[Listings of elements and regions]
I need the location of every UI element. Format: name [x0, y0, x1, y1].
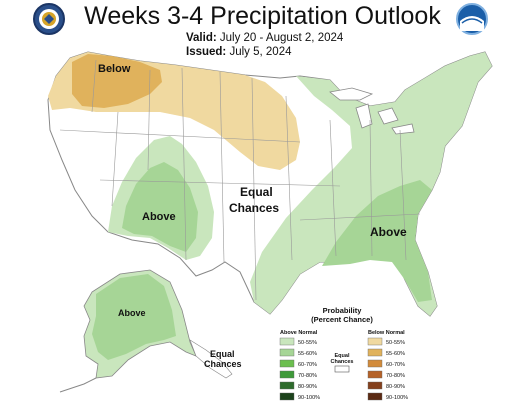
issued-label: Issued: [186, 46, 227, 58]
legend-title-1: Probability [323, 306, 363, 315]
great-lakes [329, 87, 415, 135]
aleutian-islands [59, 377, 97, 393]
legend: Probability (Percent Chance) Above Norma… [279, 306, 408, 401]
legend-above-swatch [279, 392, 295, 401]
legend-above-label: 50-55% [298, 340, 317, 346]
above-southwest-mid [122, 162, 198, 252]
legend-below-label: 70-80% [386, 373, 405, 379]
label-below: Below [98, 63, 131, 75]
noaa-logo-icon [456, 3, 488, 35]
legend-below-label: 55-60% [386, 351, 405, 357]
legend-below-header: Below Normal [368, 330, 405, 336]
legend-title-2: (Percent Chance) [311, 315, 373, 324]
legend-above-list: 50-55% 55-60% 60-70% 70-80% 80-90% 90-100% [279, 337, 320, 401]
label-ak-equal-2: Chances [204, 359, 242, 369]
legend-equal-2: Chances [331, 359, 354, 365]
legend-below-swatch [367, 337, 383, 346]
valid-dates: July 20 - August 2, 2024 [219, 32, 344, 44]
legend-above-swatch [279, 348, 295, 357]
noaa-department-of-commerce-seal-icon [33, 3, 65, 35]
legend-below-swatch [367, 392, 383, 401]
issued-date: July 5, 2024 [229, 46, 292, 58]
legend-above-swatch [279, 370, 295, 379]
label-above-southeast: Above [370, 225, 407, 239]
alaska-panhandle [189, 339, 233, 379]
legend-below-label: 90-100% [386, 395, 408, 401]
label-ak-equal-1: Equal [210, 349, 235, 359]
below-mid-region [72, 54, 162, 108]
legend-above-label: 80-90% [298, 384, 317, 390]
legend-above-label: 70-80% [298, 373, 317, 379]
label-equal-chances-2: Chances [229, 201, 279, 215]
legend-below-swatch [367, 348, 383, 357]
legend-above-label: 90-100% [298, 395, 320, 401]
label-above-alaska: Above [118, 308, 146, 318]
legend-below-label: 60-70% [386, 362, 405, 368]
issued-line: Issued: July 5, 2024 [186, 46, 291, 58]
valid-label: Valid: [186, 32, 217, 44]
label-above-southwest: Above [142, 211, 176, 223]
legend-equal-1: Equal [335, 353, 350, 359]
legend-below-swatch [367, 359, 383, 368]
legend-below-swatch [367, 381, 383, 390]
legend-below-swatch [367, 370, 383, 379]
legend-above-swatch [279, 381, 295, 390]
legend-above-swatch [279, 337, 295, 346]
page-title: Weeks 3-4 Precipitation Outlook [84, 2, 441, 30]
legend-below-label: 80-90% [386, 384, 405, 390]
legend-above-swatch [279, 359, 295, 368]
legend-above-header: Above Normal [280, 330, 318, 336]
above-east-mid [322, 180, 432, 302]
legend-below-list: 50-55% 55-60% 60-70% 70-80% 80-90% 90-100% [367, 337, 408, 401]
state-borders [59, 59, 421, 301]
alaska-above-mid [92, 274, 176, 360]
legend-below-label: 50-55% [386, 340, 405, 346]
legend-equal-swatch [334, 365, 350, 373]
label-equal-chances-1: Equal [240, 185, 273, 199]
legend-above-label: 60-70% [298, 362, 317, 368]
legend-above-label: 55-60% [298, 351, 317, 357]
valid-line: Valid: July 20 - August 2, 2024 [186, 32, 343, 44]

◆ Description of the task
Copy the data lines above without any change, starting with the line that contains "issued-label: Issued: [186, 46, 227, 58]" and going on through the line that contains "legend-below-swatch [367, 337, 383, 346]".

◆ Task response
issued-label: Issued: [186, 46, 227, 58]
legend-title-1: Probability [323, 306, 363, 315]
great-lakes [329, 87, 415, 135]
aleutian-islands [59, 377, 97, 393]
legend: Probability (Percent Chance) Above Norma… [279, 306, 408, 401]
legend-above-swatch [279, 392, 295, 401]
legend-above-label: 50-55% [298, 340, 317, 346]
above-southwest-mid [122, 162, 198, 252]
legend-below-label: 70-80% [386, 373, 405, 379]
label-below: Below [98, 63, 131, 75]
noaa-logo-icon [456, 3, 488, 35]
legend-below-label: 55-60% [386, 351, 405, 357]
legend-below-header: Below Normal [368, 330, 405, 336]
legend-title-2: (Percent Chance) [311, 315, 373, 324]
legend-above-list: 50-55% 55-60% 60-70% 70-80% 80-90% 90-100% [279, 337, 320, 401]
label-ak-equal-2: Chances [204, 359, 242, 369]
legend-equal-2: Chances [331, 359, 354, 365]
legend-below-swatch [367, 337, 383, 346]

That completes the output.